Take all the material and copy it exactly.

─── Exercise data ───

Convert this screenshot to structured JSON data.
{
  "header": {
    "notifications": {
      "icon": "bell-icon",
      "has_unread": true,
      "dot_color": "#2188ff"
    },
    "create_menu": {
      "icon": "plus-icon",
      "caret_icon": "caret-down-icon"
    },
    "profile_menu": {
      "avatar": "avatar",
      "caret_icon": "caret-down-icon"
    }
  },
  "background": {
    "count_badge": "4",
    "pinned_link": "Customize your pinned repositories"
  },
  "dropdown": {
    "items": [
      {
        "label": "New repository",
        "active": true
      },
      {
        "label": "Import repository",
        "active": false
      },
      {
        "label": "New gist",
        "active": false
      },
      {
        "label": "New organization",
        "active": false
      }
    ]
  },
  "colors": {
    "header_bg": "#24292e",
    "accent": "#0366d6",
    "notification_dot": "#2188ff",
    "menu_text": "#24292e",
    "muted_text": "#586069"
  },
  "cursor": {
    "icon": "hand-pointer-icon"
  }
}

───

[The response]:
Convert this screenshot to structured JSON data.
{
  "header": {
    "notifications": {
      "icon": "bell-icon",
      "has_unread": true,
      "dot_color": "#2188ff"
    },
    "create_menu": {
      "icon": "plus-icon",
      "caret_icon": "caret-down-icon"
    },
    "profile_menu": {
      "avatar": "avatar",
      "caret_icon": "caret-down-icon"
    }
  },
  "background": {
    "count_badge": "4",
    "pinned_link": "Customize your pinned repositories"
  },
  "dropdown": {
    "items": [
      {
        "label": "New repository",
        "active": true
      },
      {
        "label": "Import repository",
        "active": false
      },
      {
        "label": "New gist",
        "active": false
      },
      {
        "label": "New organization",
        "active": false
      }
    ]
  },
  "colors": {
    "header_bg": "#24292e",
    "accent": "#0366d6",
    "notification_dot": "#2188ff",
    "menu_text": "#24292e",
    "muted_text": "#586069"
  },
  "cursor": {
    "icon": "hand-pointer-icon"
  }
}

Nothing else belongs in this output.